### TASK STATEMENT
Both the line containing "Serialize everything readable" and the last line of the listing are included: write out exactly the lines from one to the other.

↓↓↓

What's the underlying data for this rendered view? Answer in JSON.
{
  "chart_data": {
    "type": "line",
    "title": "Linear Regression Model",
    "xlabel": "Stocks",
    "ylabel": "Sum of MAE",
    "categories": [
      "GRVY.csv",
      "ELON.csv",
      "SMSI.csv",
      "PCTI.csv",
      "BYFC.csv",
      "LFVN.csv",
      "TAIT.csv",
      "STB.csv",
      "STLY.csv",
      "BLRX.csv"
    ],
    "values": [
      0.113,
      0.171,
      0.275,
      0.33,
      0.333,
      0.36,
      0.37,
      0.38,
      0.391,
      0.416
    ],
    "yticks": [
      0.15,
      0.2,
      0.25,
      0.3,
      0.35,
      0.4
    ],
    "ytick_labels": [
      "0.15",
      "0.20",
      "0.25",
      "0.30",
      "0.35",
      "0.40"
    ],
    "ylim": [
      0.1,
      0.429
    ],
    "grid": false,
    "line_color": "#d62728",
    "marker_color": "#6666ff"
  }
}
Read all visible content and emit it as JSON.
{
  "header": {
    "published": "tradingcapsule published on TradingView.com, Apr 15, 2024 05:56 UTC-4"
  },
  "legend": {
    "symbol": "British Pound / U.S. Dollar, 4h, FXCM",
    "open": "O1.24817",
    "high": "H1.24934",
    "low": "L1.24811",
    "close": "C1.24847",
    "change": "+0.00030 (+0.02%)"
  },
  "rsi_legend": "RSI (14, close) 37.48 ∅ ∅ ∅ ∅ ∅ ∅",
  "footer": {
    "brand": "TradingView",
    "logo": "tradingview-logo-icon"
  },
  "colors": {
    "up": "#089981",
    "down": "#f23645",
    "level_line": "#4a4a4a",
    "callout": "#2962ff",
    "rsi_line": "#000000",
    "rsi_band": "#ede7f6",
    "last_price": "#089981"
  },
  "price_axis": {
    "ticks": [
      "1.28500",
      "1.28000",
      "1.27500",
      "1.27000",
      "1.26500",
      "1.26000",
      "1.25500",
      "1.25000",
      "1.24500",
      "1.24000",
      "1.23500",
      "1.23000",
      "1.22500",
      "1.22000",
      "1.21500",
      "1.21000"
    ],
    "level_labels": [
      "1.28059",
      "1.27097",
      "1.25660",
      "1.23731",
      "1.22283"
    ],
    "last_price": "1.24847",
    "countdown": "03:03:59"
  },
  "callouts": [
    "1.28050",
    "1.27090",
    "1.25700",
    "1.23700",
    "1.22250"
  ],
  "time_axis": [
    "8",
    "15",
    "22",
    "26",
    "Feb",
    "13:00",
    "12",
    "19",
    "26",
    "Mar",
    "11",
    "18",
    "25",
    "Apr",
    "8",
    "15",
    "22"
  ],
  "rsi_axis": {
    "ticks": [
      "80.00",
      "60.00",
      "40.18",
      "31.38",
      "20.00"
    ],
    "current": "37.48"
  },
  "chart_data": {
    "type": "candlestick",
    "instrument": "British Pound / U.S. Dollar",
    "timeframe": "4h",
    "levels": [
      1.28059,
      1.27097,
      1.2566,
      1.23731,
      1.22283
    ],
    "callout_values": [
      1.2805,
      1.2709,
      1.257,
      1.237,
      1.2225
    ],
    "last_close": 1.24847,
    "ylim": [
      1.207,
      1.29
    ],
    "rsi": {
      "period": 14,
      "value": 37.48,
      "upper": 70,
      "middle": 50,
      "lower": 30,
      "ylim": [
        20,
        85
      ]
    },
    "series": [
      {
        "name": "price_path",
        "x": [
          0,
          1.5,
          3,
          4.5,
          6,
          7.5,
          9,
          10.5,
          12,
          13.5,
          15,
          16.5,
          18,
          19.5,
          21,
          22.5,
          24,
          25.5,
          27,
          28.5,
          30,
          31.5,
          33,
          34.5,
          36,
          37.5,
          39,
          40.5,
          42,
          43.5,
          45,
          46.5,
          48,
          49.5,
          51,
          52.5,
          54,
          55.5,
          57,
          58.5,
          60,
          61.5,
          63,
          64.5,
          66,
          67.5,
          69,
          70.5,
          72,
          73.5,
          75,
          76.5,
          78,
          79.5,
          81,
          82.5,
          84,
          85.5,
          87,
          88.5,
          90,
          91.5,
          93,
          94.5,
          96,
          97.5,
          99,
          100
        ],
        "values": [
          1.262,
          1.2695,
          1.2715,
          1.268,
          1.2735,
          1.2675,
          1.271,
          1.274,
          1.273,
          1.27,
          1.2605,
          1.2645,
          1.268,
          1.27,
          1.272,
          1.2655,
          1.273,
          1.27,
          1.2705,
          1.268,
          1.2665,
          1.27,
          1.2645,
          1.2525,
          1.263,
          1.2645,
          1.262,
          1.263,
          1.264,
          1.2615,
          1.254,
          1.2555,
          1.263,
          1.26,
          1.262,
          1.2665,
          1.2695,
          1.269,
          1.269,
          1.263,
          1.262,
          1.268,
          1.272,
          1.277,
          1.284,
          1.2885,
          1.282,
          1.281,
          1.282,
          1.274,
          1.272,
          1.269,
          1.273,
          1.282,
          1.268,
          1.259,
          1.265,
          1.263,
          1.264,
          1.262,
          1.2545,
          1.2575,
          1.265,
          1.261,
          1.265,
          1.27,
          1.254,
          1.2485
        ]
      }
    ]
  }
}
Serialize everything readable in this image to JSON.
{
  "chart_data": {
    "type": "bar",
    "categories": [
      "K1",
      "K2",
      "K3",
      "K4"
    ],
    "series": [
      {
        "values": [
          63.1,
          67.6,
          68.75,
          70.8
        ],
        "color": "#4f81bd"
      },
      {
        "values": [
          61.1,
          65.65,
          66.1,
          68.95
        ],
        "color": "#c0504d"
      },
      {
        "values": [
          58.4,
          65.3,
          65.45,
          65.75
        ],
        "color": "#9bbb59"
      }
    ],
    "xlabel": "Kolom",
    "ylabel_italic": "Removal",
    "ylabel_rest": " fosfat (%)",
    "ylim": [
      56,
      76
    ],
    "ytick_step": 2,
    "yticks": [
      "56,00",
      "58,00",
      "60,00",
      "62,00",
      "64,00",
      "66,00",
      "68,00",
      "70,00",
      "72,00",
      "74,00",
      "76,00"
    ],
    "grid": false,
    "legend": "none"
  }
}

↑↑↑

### SOLUTION TO THE PROBLEM
Serialize everything readable in this image to JSON.
{
  "chart_data": {
    "type": "bar",
    "categories": [
      "K1",
      "K2",
      "K3",
      "K4"
    ],
    "series": [
      {
        "values": [
          63.1,
          67.6,
          68.75,
          70.8
        ],
        "color": "#4f81bd"
      },
      {
        "values": [
          61.1,
          65.65,
          66.1,
          68.95
        ],
        "color": "#c0504d"
      },
      {
        "values": [
          58.4,
          65.3,
          65.45,
          65.75
        ],
        "color": "#9bbb59"
      }
    ],
    "xlabel": "Kolom",
    "ylabel_italic": "Removal",
    "ylabel_rest": " fosfat (%)",
    "ylim": [
      56,
      76
    ],
    "ytick_step": 2,
    "yticks": [
      "56,00",
      "58,00",
      "60,00",
      "62,00",
      "64,00",
      "66,00",
      "68,00",
      "70,00",
      "72,00",
      "74,00",
      "76,00"
    ],
    "grid": false,
    "legend": "none"
  }
}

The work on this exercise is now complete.